Materials provided:
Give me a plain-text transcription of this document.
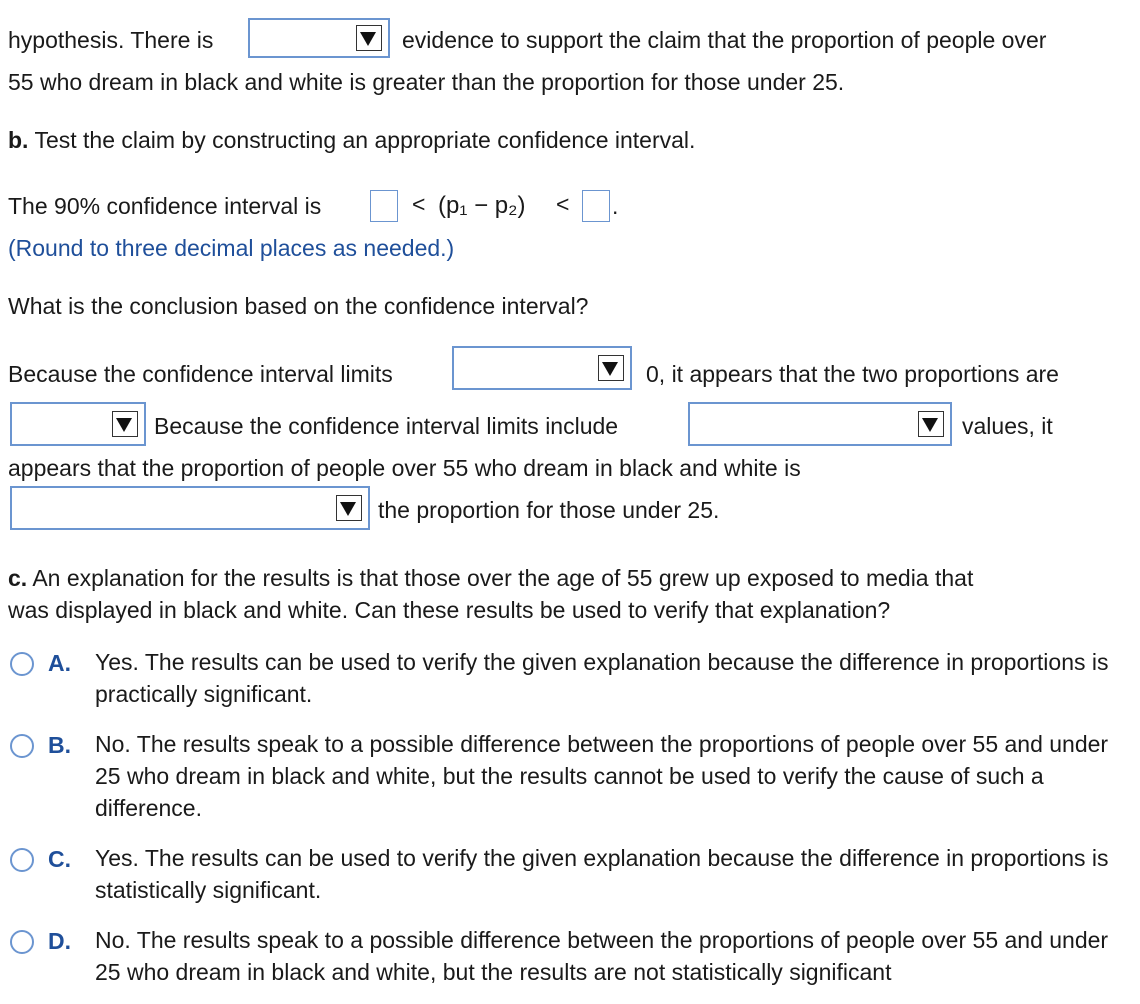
hypothesis. There is	evidence to support the claim that the proportion of people over
55 who dream in black and white is greater than the proportion for those under 25.
b. Test the claim by constructing an appropriate confidence interval.
The 90% confidence interval is	< (p₁ − p₂) < .
(Round to three decimal places as needed.)
What is the conclusion based on the confidence interval?
Because the confidence interval limits	0, it appears that the two proportions are
Because the confidence interval limits include	values, it
appears that the proportion of people over 55 who dream in black and white is
the proportion for those under 25.
c. An explanation for the results is that those over the age of 55 grew up exposed to media that
was displayed in black and white. Can these results be used to verify that explanation?
A. Yes. The results can be used to verify the given explanation because the difference in proportions is practically significant.
B. No. The results speak to a possible difference between the proportions of people over 55 and under 25 who dream in black and white, but the results cannot be used to verify the cause of such a difference.
C. Yes. The results can be used to verify the given explanation because the difference in proportions is statistically significant.
D. No. The results speak to a possible difference between the proportions of people over 55 and under 25 who dream in black and white, but the results are not statistically significant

Exercise goal:
Reproduce all the records verbatim, excluding images.

In response:
Give me a plain-text transcription of this document.
hypothesis. There is	evidence to support the claim that the proportion of people over
55 who dream in black and white is greater than the proportion for those under 25.
b. Test the claim by constructing an appropriate confidence interval.
The 90% confidence interval is	< (p₁ − p₂) < .
(Round to three decimal places as needed.)
What is the conclusion based on the confidence interval?
Because the confidence interval limits	0, it appears that the two proportions are
Because the confidence interval limits include	values, it
appears that the proportion of people over 55 who dream in black and white is
the proportion for those under 25.
c. An explanation for the results is that those over the age of 55 grew up exposed to media that
was displayed in black and white. Can these results be used to verify that explanation?
A. Yes. The results can be used to verify the given explanation because the difference in proportions is practically significant.
B. No. The results speak to a possible difference between the proportions of people over 55 and under 25 who dream in black and white, but the results cannot be used to verify the cause of such a difference.
C. Yes. The results can be used to verify the given explanation because the difference in proportions is statistically significant.
D. No. The results speak to a possible difference between the proportions of people over 55 and under 25 who dream in black and white, but the results are not statistically significant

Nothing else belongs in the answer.